### ABOUT THIS EXERCISE
Could you set down the listing below exactly and omit its images?

### MATERIAL PROVIDED

*** Begin section ***

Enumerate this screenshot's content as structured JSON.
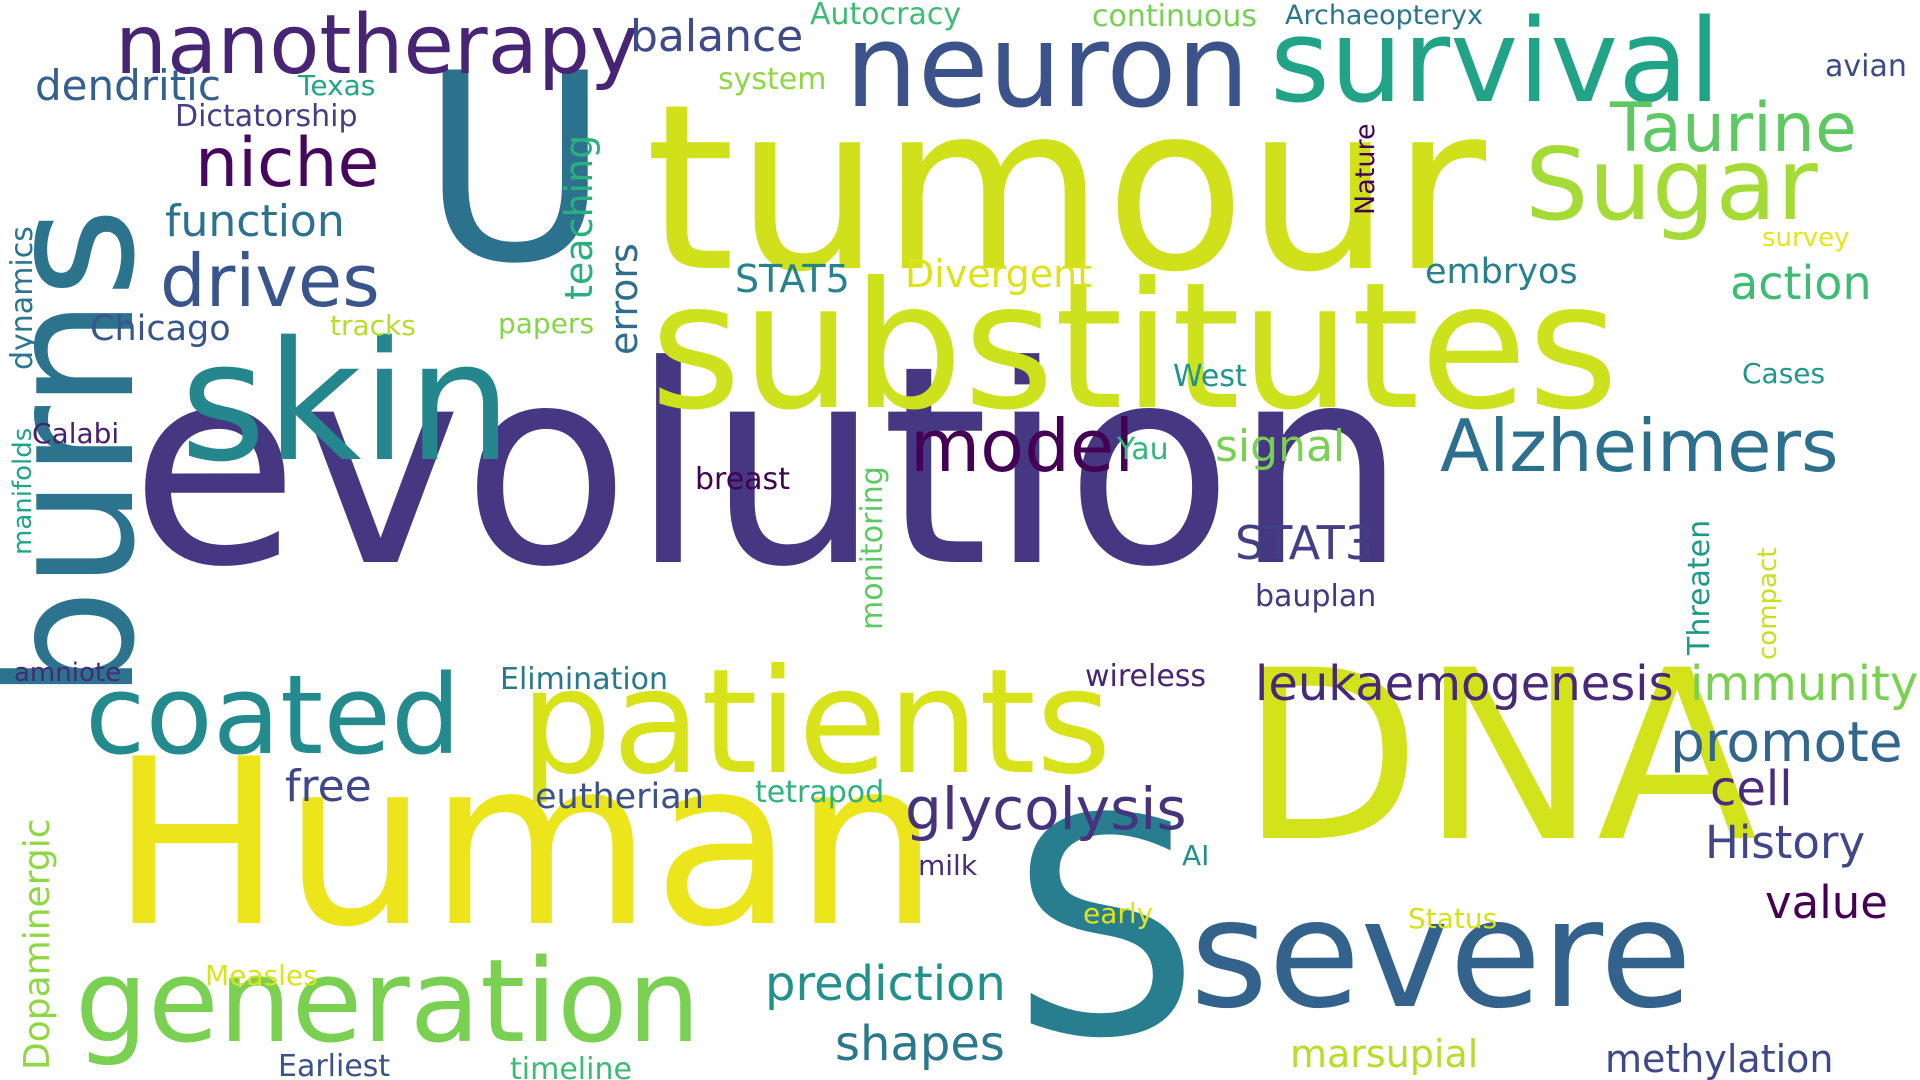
{
  "words": [
    {
      "text": "evolution",
      "color": "#453781"
    },
    {
      "text": "DNA",
      "color": "#d2e21b"
    },
    {
      "text": "Human",
      "color": "#ece51b"
    },
    {
      "text": "tumour",
      "color": "#d0e11c"
    },
    {
      "text": "S",
      "color": "#287d8e"
    },
    {
      "text": "U",
      "color": "#2c728e"
    },
    {
      "text": "substitutes",
      "color": "#cde11d"
    },
    {
      "text": "burns",
      "color": "#2c738e"
    },
    {
      "text": "skin",
      "color": "#24878e"
    },
    {
      "text": "severe",
      "color": "#33628d"
    },
    {
      "text": "patients",
      "color": "#d8e219"
    },
    {
      "text": "neuron",
      "color": "#3b528b"
    },
    {
      "text": "survival",
      "color": "#20a386"
    },
    {
      "text": "generation",
      "color": "#7ad151"
    },
    {
      "text": "coated",
      "color": "#238a8d"
    },
    {
      "text": "nanotherapy",
      "color": "#482475"
    },
    {
      "text": "Sugar",
      "color": "#a5db36"
    },
    {
      "text": "Alzheimers",
      "color": "#2d708e"
    },
    {
      "text": "Taurine",
      "color": "#5ec962"
    },
    {
      "text": "model",
      "color": "#440154"
    },
    {
      "text": "drives",
      "color": "#39558c"
    },
    {
      "text": "niche",
      "color": "#46085c"
    },
    {
      "text": "glycolysis",
      "color": "#46337e"
    },
    {
      "text": "promote",
      "color": "#31668e"
    },
    {
      "text": "leukaemogenesis",
      "color": "#482878"
    },
    {
      "text": "immunity",
      "color": "#7ad151"
    },
    {
      "text": "prediction",
      "color": "#21918c"
    },
    {
      "text": "shapes",
      "color": "#2a778e"
    },
    {
      "text": "STAT3",
      "color": "#423f85"
    },
    {
      "text": "History",
      "color": "#404688"
    },
    {
      "text": "action",
      "color": "#3dbc74"
    },
    {
      "text": "cell",
      "color": "#472d7b"
    },
    {
      "text": "value",
      "color": "#440154"
    },
    {
      "text": "function",
      "color": "#2c728e"
    },
    {
      "text": "dendritic",
      "color": "#34608d"
    },
    {
      "text": "balance",
      "color": "#3e4a89"
    },
    {
      "text": "signal",
      "color": "#7ad151"
    },
    {
      "text": "methylation",
      "color": "#3e4989"
    },
    {
      "text": "free",
      "color": "#3f4788"
    },
    {
      "text": "Dopaminergic",
      "color": "#8fd744"
    },
    {
      "text": "marsupial",
      "color": "#b5de2b"
    },
    {
      "text": "errors",
      "color": "#2f6c8e"
    },
    {
      "text": "teaching",
      "color": "#2ab07f"
    },
    {
      "text": "Divergent",
      "color": "#dde318"
    },
    {
      "text": "STAT5",
      "color": "#26828e"
    },
    {
      "text": "eutherian",
      "color": "#3b528b"
    },
    {
      "text": "embryos",
      "color": "#27808e"
    },
    {
      "text": "Chicago",
      "color": "#39568c"
    },
    {
      "text": "dynamics",
      "color": "#2a768e"
    },
    {
      "text": "Elimination",
      "color": "#2a788e"
    },
    {
      "text": "bauplan",
      "color": "#453882"
    },
    {
      "text": "tetrapod",
      "color": "#2db27d"
    },
    {
      "text": "wireless",
      "color": "#482475"
    },
    {
      "text": "monitoring",
      "color": "#5ec962"
    },
    {
      "text": "Threaten",
      "color": "#1f988b"
    },
    {
      "text": "Dictatorship",
      "color": "#433e85"
    },
    {
      "text": "Earliest",
      "color": "#3b528b"
    },
    {
      "text": "timeline",
      "color": "#3bbb75"
    },
    {
      "text": "system",
      "color": "#90d743"
    },
    {
      "text": "Archaeopteryx",
      "color": "#2b758e"
    },
    {
      "text": "Autocracy",
      "color": "#3fbc73"
    },
    {
      "text": "continuous",
      "color": "#75d054"
    },
    {
      "text": "avian",
      "color": "#3e4989"
    },
    {
      "text": "Texas",
      "color": "#22a785"
    },
    {
      "text": "tracks",
      "color": "#b5de2b"
    },
    {
      "text": "papers",
      "color": "#86d549"
    },
    {
      "text": "West",
      "color": "#1f958b"
    },
    {
      "text": "Cases",
      "color": "#1f978b"
    },
    {
      "text": "Calabi",
      "color": "#482071"
    },
    {
      "text": "Yau",
      "color": "#35b779"
    },
    {
      "text": "breast",
      "color": "#440154"
    },
    {
      "text": "manifolds",
      "color": "#21a685"
    },
    {
      "text": "Nature",
      "color": "#440154"
    },
    {
      "text": "survey",
      "color": "#e7e419"
    },
    {
      "text": "compact",
      "color": "#c8e020"
    },
    {
      "text": "amniote",
      "color": "#482878"
    },
    {
      "text": "milk",
      "color": "#472d7b"
    },
    {
      "text": "AI",
      "color": "#21918c"
    },
    {
      "text": "early",
      "color": "#e2e418"
    },
    {
      "text": "Status",
      "color": "#d5e21a"
    },
    {
      "text": "Measles",
      "color": "#dae319"
    }
  ]
}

*** End section ***

### RESULT BELOW
Enumerate this screenshot's content as structured JSON.
{
  "words": [
    {
      "text": "evolution",
      "color": "#453781"
    },
    {
      "text": "DNA",
      "color": "#d2e21b"
    },
    {
      "text": "Human",
      "color": "#ece51b"
    },
    {
      "text": "tumour",
      "color": "#d0e11c"
    },
    {
      "text": "S",
      "color": "#287d8e"
    },
    {
      "text": "U",
      "color": "#2c728e"
    },
    {
      "text": "substitutes",
      "color": "#cde11d"
    },
    {
      "text": "burns",
      "color": "#2c738e"
    },
    {
      "text": "skin",
      "color": "#24878e"
    },
    {
      "text": "severe",
      "color": "#33628d"
    },
    {
      "text": "patients",
      "color": "#d8e219"
    },
    {
      "text": "neuron",
      "color": "#3b528b"
    },
    {
      "text": "survival",
      "color": "#20a386"
    },
    {
      "text": "generation",
      "color": "#7ad151"
    },
    {
      "text": "coated",
      "color": "#238a8d"
    },
    {
      "text": "nanotherapy",
      "color": "#482475"
    },
    {
      "text": "Sugar",
      "color": "#a5db36"
    },
    {
      "text": "Alzheimers",
      "color": "#2d708e"
    },
    {
      "text": "Taurine",
      "color": "#5ec962"
    },
    {
      "text": "model",
      "color": "#440154"
    },
    {
      "text": "drives",
      "color": "#39558c"
    },
    {
      "text": "niche",
      "color": "#46085c"
    },
    {
      "text": "glycolysis",
      "color": "#46337e"
    },
    {
      "text": "promote",
      "color": "#31668e"
    },
    {
      "text": "leukaemogenesis",
      "color": "#482878"
    },
    {
      "text": "immunity",
      "color": "#7ad151"
    },
    {
      "text": "prediction",
      "color": "#21918c"
    },
    {
      "text": "shapes",
      "color": "#2a778e"
    },
    {
      "text": "STAT3",
      "color": "#423f85"
    },
    {
      "text": "History",
      "color": "#404688"
    },
    {
      "text": "action",
      "color": "#3dbc74"
    },
    {
      "text": "cell",
      "color": "#472d7b"
    },
    {
      "text": "value",
      "color": "#440154"
    },
    {
      "text": "function",
      "color": "#2c728e"
    },
    {
      "text": "dendritic",
      "color": "#34608d"
    },
    {
      "text": "balance",
      "color": "#3e4a89"
    },
    {
      "text": "signal",
      "color": "#7ad151"
    },
    {
      "text": "methylation",
      "color": "#3e4989"
    },
    {
      "text": "free",
      "color": "#3f4788"
    },
    {
      "text": "Dopaminergic",
      "color": "#8fd744"
    },
    {
      "text": "marsupial",
      "color": "#b5de2b"
    },
    {
      "text": "errors",
      "color": "#2f6c8e"
    },
    {
      "text": "teaching",
      "color": "#2ab07f"
    },
    {
      "text": "Divergent",
      "color": "#dde318"
    },
    {
      "text": "STAT5",
      "color": "#26828e"
    },
    {
      "text": "eutherian",
      "color": "#3b528b"
    },
    {
      "text": "embryos",
      "color": "#27808e"
    },
    {
      "text": "Chicago",
      "color": "#39568c"
    },
    {
      "text": "dynamics",
      "color": "#2a768e"
    },
    {
      "text": "Elimination",
      "color": "#2a788e"
    },
    {
      "text": "bauplan",
      "color": "#453882"
    },
    {
      "text": "tetrapod",
      "color": "#2db27d"
    },
    {
      "text": "wireless",
      "color": "#482475"
    },
    {
      "text": "monitoring",
      "color": "#5ec962"
    },
    {
      "text": "Threaten",
      "color": "#1f988b"
    },
    {
      "text": "Dictatorship",
      "color": "#433e85"
    },
    {
      "text": "Earliest",
      "color": "#3b528b"
    },
    {
      "text": "timeline",
      "color": "#3bbb75"
    },
    {
      "text": "system",
      "color": "#90d743"
    },
    {
      "text": "Archaeopteryx",
      "color": "#2b758e"
    },
    {
      "text": "Autocracy",
      "color": "#3fbc73"
    },
    {
      "text": "continuous",
      "color": "#75d054"
    },
    {
      "text": "avian",
      "color": "#3e4989"
    },
    {
      "text": "Texas",
      "color": "#22a785"
    },
    {
      "text": "tracks",
      "color": "#b5de2b"
    },
    {
      "text": "papers",
      "color": "#86d549"
    },
    {
      "text": "West",
      "color": "#1f958b"
    },
    {
      "text": "Cases",
      "color": "#1f978b"
    },
    {
      "text": "Calabi",
      "color": "#482071"
    },
    {
      "text": "Yau",
      "color": "#35b779"
    },
    {
      "text": "breast",
      "color": "#440154"
    },
    {
      "text": "manifolds",
      "color": "#21a685"
    },
    {
      "text": "Nature",
      "color": "#440154"
    },
    {
      "text": "survey",
      "color": "#e7e419"
    },
    {
      "text": "compact",
      "color": "#c8e020"
    },
    {
      "text": "amniote",
      "color": "#482878"
    },
    {
      "text": "milk",
      "color": "#472d7b"
    },
    {
      "text": "AI",
      "color": "#21918c"
    },
    {
      "text": "early",
      "color": "#e2e418"
    },
    {
      "text": "Status",
      "color": "#d5e21a"
    },
    {
      "text": "Measles",
      "color": "#dae319"
    }
  ]
}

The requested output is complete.